With pictures removed, output every record below exactly as written.

= Items listed in a dataset =
+--

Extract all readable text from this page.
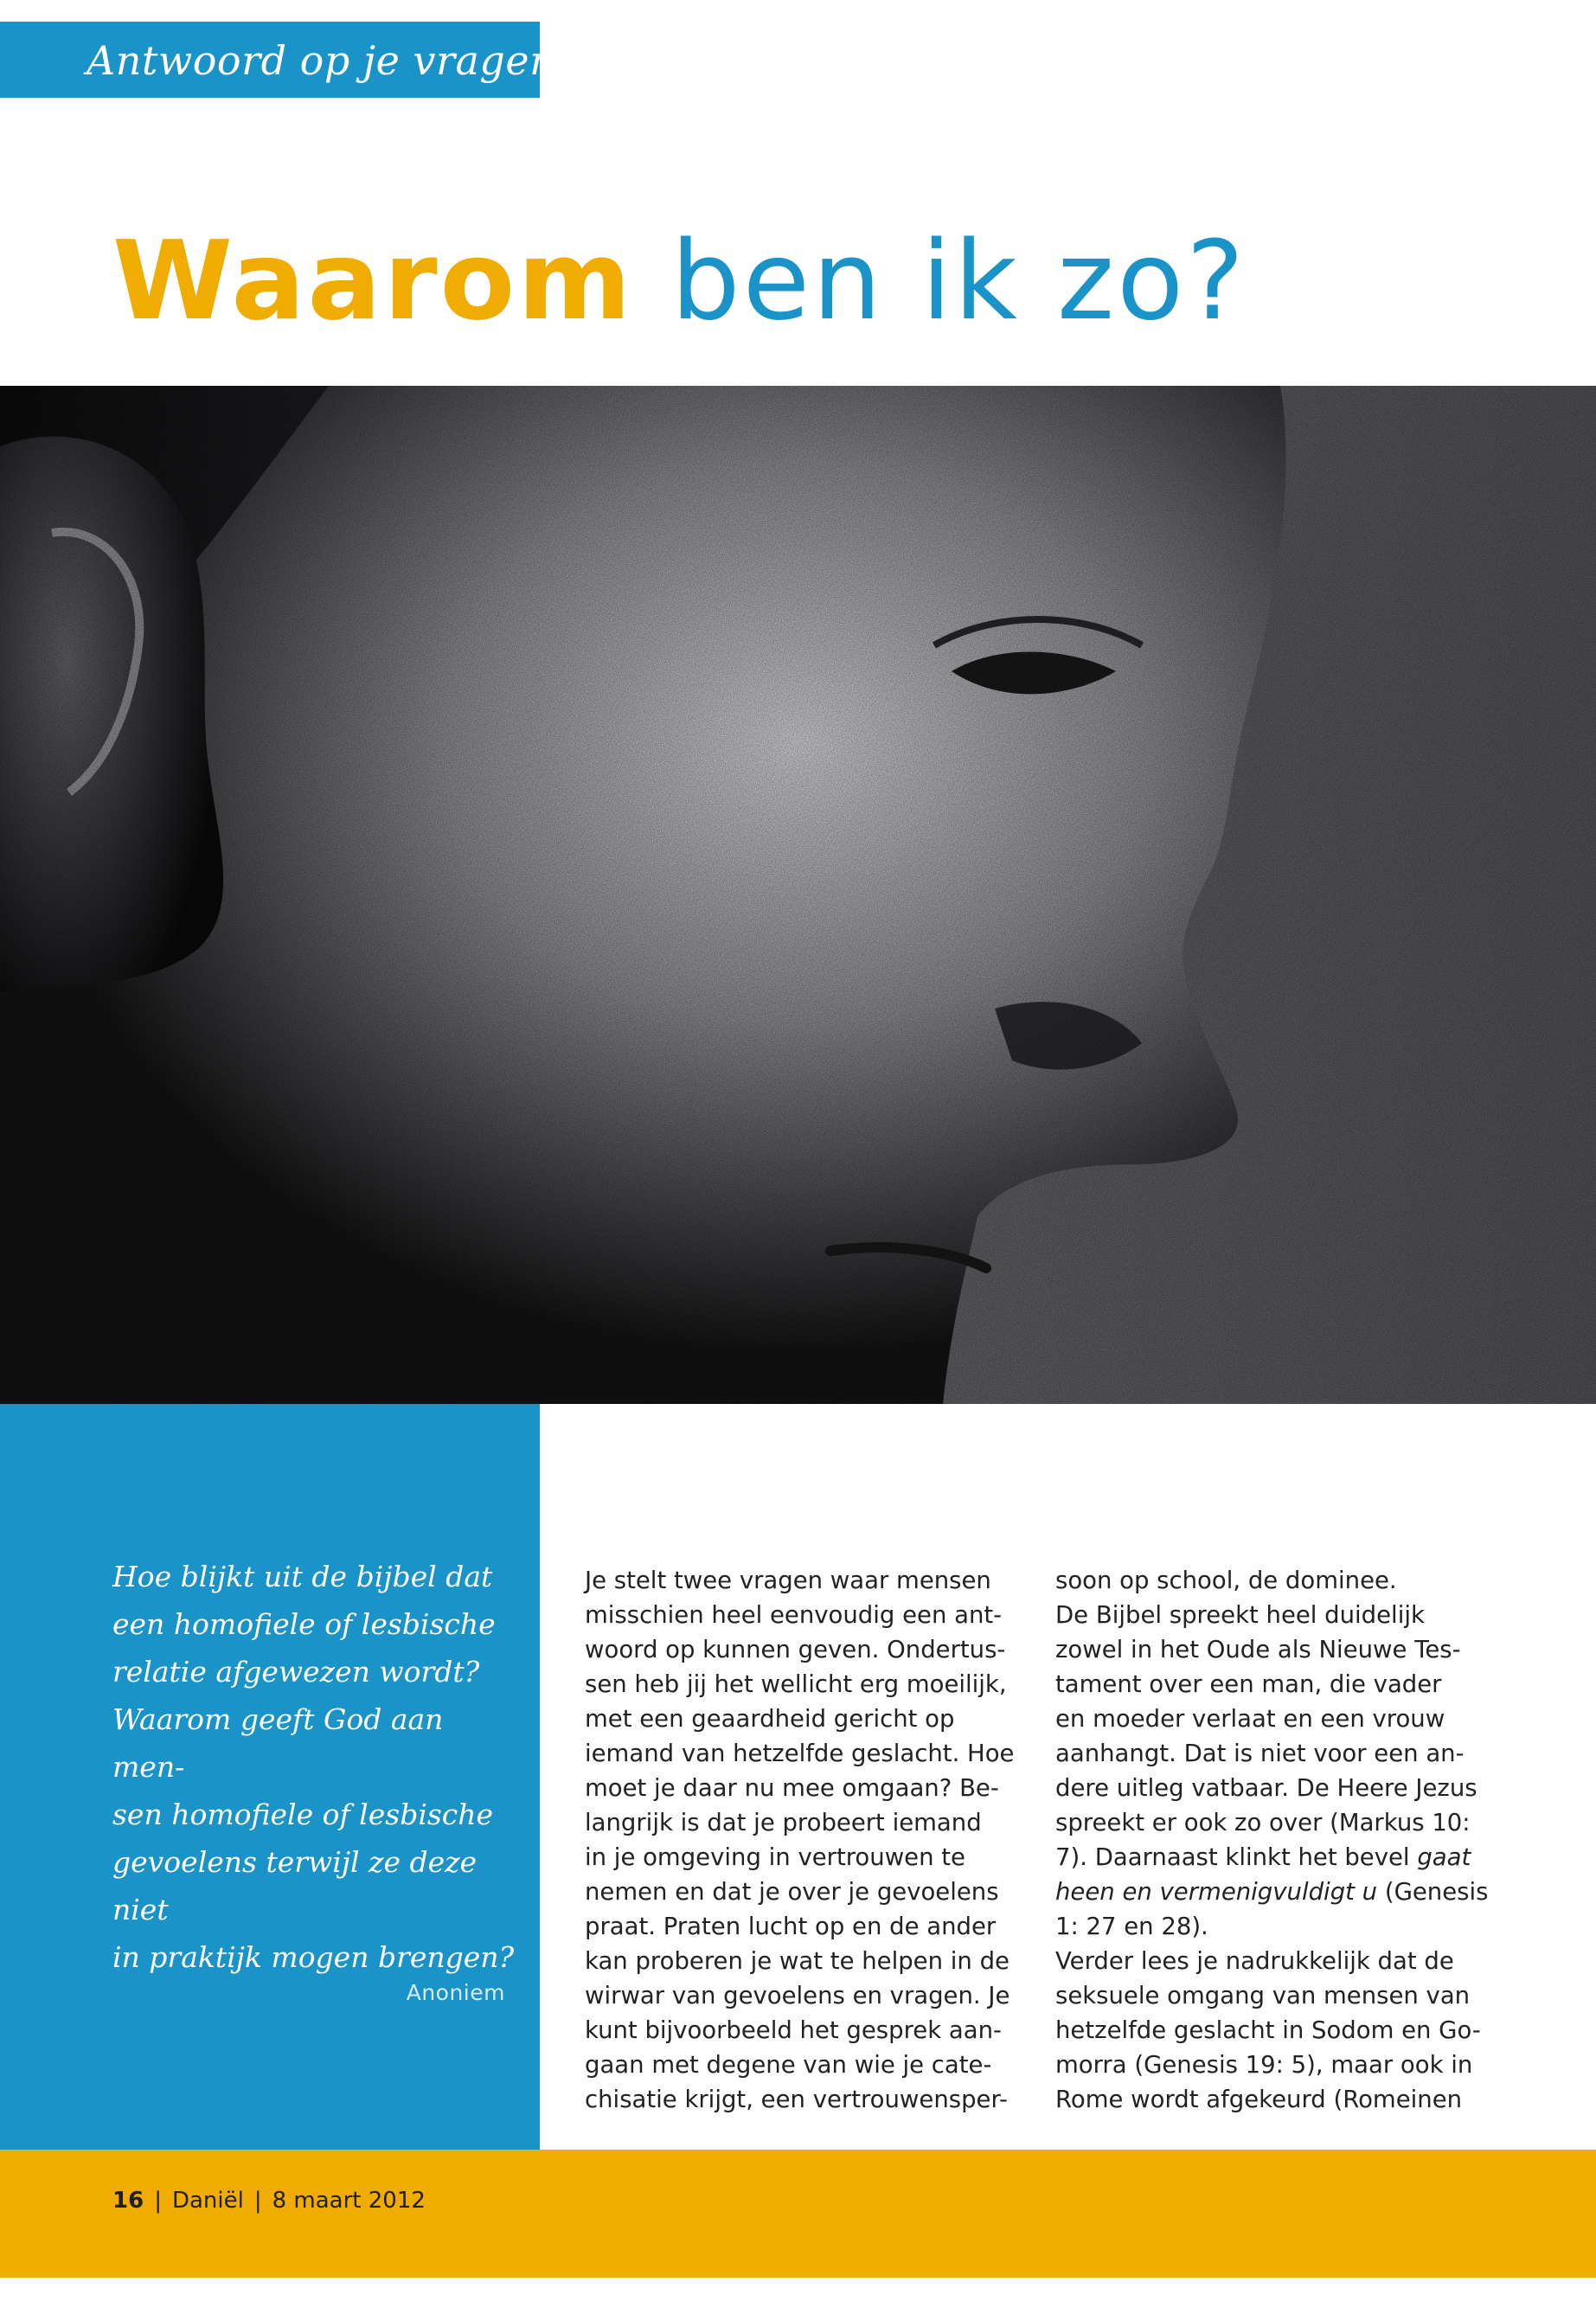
Antwoord op je vragen
Waarom ben ik zo?
Hoe blijkt uit de bijbel dat
een homofiele of lesbische
relatie afgewezen wordt?
Waarom geeft God aan men-
sen homofiele of lesbische
gevoelens terwijl ze deze niet
in praktijk mogen brengen?
Anoniem
Je stelt twee vragen waar mensen
misschien heel eenvoudig een ant-
woord op kunnen geven. Ondertus-
sen heb jij het wellicht erg moeilijk,
met een geaardheid gericht op
iemand van hetzelfde geslacht. Hoe
moet je daar nu mee omgaan? Be-
langrijk is dat je probeert iemand
in je omgeving in vertrouwen te
nemen en dat je over je gevoelens
praat. Praten lucht op en de ander
kan proberen je wat te helpen in de
wirwar van gevoelens en vragen. Je
kunt bijvoorbeeld het gesprek aan-
gaan met degene van wie je cate-
chisatie krijgt, een vertrouwensper-
soon op school, de dominee.
De Bijbel spreekt heel duidelijk
zowel in het Oude als Nieuwe Tes-
tament over een man, die vader
en moeder verlaat en een vrouw
aanhangt. Dat is niet voor een an-
dere uitleg vatbaar. De Heere Jezus
spreekt er ook zo over (Markus 10:
7). Daarnaast klinkt het bevel gaat
heen en vermenigvuldigt u (Genesis
1: 27 en 28).
Verder lees je nadrukkelijk dat de
seksuele omgang van mensen van
hetzelfde geslacht in Sodom en Go-
morra (Genesis 19: 5), maar ook in
Rome wordt afgekeurd (Romeinen
16 | Daniël | 8 maart 2012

+--

= YOUR RESPONSE =
Extract all readable text from this page.
Antwoord op je vragen
Waarom ben ik zo?
Hoe blijkt uit de bijbel dat
een homofiele of lesbische
relatie afgewezen wordt?
Waarom geeft God aan men-
sen homofiele of lesbische
gevoelens terwijl ze deze niet
in praktijk mogen brengen?
Anoniem
Je stelt twee vragen waar mensen
misschien heel eenvoudig een ant-
woord op kunnen geven. Ondertus-
sen heb jij het wellicht erg moeilijk,
met een geaardheid gericht op
iemand van hetzelfde geslacht. Hoe
moet je daar nu mee omgaan? Be-
langrijk is dat je probeert iemand
in je omgeving in vertrouwen te
nemen en dat je over je gevoelens
praat. Praten lucht op en de ander
kan proberen je wat te helpen in de
wirwar van gevoelens en vragen. Je
kunt bijvoorbeeld het gesprek aan-
gaan met degene van wie je cate-
chisatie krijgt, een vertrouwensper-
soon op school, de dominee.
De Bijbel spreekt heel duidelijk
zowel in het Oude als Nieuwe Tes-
tament over een man, die vader
en moeder verlaat en een vrouw
aanhangt. Dat is niet voor een an-
dere uitleg vatbaar. De Heere Jezus
spreekt er ook zo over (Markus 10:
7). Daarnaast klinkt het bevel gaat
heen en vermenigvuldigt u (Genesis
1: 27 en 28).
Verder lees je nadrukkelijk dat de
seksuele omgang van mensen van
hetzelfde geslacht in Sodom en Go-
morra (Genesis 19: 5), maar ook in
Rome wordt afgekeurd (Romeinen
16 | Daniël | 8 maart 2012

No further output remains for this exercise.